-- Begin Material shown --

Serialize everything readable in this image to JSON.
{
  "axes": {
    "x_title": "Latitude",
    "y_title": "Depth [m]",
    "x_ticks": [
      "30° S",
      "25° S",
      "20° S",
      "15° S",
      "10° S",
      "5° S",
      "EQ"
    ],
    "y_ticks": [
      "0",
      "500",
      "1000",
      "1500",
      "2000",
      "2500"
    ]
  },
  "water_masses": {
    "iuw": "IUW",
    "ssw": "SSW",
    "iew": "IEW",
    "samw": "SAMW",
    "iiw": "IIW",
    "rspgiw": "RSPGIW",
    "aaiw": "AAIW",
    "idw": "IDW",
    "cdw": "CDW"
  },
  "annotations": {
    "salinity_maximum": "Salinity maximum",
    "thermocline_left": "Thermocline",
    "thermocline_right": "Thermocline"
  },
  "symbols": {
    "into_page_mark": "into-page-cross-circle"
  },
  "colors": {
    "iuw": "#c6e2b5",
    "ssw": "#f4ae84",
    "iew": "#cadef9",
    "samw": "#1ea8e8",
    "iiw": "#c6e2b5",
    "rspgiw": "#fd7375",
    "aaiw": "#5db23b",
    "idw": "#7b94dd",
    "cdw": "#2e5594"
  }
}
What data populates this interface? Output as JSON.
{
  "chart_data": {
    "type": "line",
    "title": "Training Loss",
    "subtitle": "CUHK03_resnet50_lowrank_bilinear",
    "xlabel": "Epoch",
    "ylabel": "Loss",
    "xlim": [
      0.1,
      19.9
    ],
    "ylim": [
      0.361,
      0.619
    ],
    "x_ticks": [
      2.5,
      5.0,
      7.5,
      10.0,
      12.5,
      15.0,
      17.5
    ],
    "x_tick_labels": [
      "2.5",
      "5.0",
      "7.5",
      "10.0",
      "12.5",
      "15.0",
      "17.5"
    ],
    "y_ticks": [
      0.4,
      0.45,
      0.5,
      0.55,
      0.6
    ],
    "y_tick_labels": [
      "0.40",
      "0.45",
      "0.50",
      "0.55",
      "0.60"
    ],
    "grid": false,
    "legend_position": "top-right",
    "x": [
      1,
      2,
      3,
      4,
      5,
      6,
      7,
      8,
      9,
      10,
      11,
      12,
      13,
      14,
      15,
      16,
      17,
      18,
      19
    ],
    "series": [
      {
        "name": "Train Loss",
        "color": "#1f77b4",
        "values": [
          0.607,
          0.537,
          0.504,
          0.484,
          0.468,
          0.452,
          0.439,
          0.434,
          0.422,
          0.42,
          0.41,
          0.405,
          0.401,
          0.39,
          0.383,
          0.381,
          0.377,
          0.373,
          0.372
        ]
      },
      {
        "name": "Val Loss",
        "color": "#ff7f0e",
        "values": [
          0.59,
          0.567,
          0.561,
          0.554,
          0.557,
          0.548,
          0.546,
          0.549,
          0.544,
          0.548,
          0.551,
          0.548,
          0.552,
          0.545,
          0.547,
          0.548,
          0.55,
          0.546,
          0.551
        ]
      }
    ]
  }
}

-- End Material shown --

Your task: Scan the listing above for the word "Thermocline" and show each line where it is found.

Answer to this exercise:
    "thermocline_left": "Thermocline",
    "thermocline_right": "Thermocline"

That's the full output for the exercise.